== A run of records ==
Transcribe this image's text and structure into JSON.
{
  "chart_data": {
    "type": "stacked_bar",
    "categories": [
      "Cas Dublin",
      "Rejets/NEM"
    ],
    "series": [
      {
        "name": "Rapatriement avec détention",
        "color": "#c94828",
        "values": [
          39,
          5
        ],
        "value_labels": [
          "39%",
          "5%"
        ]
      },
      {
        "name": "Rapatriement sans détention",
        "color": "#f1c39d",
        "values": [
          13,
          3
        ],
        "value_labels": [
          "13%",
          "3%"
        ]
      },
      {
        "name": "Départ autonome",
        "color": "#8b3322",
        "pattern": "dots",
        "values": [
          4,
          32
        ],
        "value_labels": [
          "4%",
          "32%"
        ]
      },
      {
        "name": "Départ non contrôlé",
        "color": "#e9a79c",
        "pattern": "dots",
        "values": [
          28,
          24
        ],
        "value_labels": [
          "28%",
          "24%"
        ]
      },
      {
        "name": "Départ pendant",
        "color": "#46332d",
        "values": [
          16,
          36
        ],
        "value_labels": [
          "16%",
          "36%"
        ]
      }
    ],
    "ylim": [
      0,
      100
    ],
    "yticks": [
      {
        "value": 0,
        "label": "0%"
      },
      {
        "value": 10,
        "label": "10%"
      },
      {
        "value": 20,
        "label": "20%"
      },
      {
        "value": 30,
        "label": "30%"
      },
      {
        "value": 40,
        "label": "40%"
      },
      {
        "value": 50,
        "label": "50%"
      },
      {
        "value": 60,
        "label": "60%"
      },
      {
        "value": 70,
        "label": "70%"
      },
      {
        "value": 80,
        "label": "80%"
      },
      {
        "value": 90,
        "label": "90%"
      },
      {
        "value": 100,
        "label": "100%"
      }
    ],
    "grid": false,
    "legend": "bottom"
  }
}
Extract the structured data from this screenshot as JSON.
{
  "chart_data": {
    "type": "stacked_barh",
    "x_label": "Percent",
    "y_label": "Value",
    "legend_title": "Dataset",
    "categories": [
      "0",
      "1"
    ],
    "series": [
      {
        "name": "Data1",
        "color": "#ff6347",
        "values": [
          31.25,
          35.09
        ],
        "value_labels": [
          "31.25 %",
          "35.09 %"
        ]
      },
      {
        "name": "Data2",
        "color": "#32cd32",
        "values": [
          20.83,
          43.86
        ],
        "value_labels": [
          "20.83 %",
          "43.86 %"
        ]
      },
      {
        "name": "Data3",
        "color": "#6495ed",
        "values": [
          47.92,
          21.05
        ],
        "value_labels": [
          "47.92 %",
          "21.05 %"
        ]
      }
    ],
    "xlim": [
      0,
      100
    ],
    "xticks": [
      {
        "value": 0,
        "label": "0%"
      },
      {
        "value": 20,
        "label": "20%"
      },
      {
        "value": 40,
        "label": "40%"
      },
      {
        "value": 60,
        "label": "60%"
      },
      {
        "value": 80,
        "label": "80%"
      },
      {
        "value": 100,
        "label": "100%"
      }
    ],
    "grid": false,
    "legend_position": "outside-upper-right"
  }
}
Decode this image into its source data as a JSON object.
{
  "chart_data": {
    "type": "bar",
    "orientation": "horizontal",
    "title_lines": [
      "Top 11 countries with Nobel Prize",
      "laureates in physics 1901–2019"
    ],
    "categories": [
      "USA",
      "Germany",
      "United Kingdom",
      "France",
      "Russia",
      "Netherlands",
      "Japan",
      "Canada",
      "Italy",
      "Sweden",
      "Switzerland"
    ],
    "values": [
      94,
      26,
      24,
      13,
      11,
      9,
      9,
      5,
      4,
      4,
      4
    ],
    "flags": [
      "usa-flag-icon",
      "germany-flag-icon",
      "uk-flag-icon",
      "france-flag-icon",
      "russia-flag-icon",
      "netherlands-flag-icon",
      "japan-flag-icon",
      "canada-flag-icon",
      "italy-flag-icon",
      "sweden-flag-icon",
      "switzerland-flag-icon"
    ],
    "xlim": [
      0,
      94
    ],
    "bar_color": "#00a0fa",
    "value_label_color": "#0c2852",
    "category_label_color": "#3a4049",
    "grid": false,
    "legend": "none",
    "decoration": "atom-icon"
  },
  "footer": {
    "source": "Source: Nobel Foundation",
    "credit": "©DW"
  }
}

== AIM OF THE TASK ==
Pull out all lines in the data above that include "name".

== THE REPLY ==
        "name": "Rapatriement avec détention",
        "name": "Rapatriement sans détention",
        "name": "Départ autonome",
        "name": "Départ non contrôlé",
        "name": "Départ pendant",
        "name": "Data1",
        "name": "Data2",
        "name": "Data3",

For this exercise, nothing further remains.